Start of Data

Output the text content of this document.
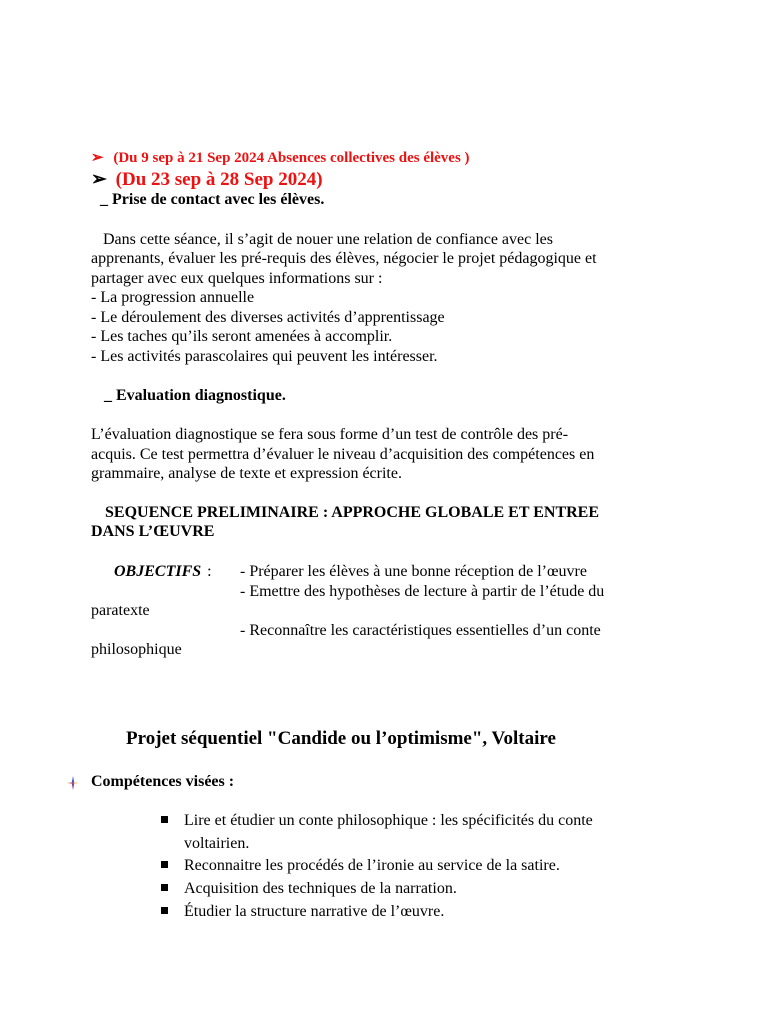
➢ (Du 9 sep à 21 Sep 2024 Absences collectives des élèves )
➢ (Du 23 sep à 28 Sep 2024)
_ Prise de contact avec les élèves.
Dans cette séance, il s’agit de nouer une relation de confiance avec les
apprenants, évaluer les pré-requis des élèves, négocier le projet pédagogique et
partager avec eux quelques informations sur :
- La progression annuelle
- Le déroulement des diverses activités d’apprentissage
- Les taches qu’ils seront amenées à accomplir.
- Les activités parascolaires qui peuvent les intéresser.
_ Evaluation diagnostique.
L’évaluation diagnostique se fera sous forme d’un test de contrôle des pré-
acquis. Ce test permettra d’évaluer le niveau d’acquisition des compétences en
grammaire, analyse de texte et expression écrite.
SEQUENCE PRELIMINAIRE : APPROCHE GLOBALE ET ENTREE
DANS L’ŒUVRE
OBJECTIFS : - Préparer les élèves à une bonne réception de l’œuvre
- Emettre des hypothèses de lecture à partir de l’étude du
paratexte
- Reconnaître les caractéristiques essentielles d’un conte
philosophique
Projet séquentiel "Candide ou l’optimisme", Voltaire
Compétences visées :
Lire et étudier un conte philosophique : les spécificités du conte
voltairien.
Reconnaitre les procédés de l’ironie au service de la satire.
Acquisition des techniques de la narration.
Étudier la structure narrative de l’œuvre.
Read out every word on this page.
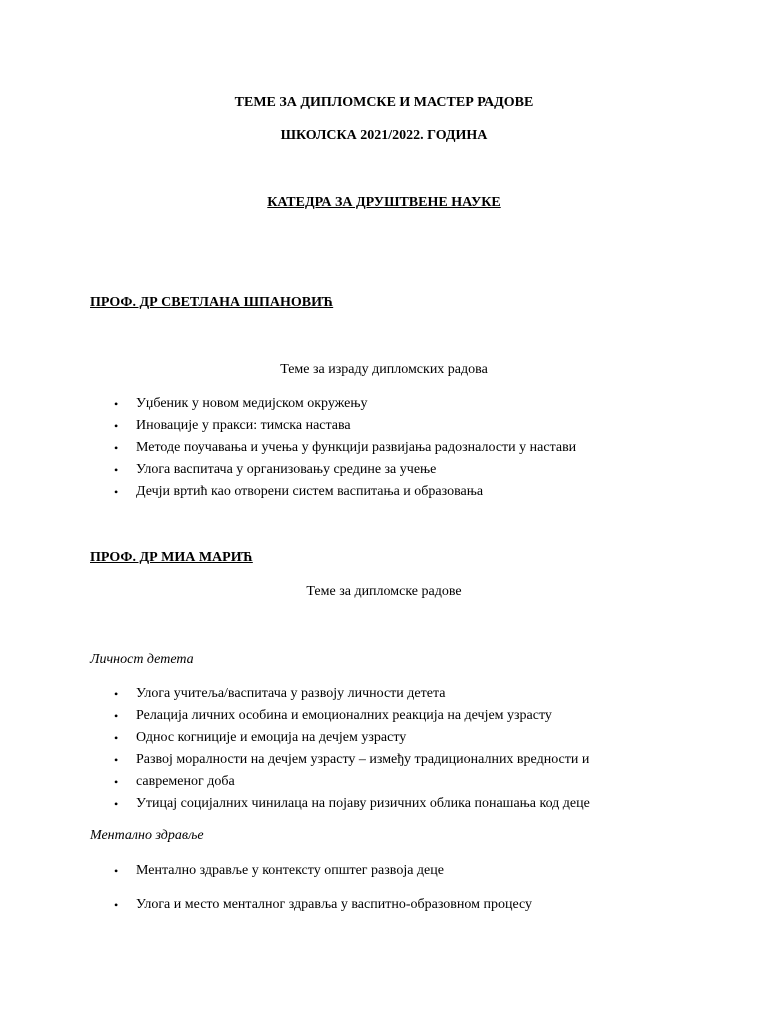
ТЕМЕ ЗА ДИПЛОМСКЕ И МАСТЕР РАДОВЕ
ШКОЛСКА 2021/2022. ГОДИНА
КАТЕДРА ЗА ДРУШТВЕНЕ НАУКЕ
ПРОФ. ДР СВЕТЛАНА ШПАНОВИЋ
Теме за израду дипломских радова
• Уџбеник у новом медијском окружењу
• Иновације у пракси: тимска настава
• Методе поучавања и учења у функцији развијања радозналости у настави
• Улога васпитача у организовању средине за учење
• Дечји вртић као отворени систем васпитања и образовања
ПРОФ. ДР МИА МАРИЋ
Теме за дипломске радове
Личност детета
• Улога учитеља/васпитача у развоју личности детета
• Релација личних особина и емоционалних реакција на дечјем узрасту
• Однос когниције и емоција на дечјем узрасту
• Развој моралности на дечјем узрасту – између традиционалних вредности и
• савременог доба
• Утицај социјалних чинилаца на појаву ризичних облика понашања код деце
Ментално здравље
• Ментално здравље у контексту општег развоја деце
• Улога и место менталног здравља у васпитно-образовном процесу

End of Data

**Work required**
Write out, exactly as given, the line containing "Read out every word on this page." and every line after it through the end, with no pictures.

**Full output**
Read out every word on this page.
ТЕМЕ ЗА ДИПЛОМСКЕ И МАСТЕР РАДОВЕ
ШКОЛСКА 2021/2022. ГОДИНА
КАТЕДРА ЗА ДРУШТВЕНЕ НАУКЕ
ПРОФ. ДР СВЕТЛАНА ШПАНОВИЋ
Теме за израду дипломских радова
• Уџбеник у новом медијском окружењу
• Иновације у пракси: тимска настава
• Методе поучавања и учења у функцији развијања радозналости у настави
• Улога васпитача у организовању средине за учење
• Дечји вртић као отворени систем васпитања и образовања
ПРОФ. ДР МИА МАРИЋ
Теме за дипломске радове
Личност детета
• Улога учитеља/васпитача у развоју личности детета
• Релација личних особина и емоционалних реакција на дечјем узрасту
• Однос когниције и емоција на дечјем узрасту
• Развој моралности на дечјем узрасту – између традиционалних вредности и
• савременог доба
• Утицај социјалних чинилаца на појаву ризичних облика понашања код деце
Ментално здравље
• Ментално здравље у контексту општег развоја деце
• Улога и место менталног здравља у васпитно-образовном процесу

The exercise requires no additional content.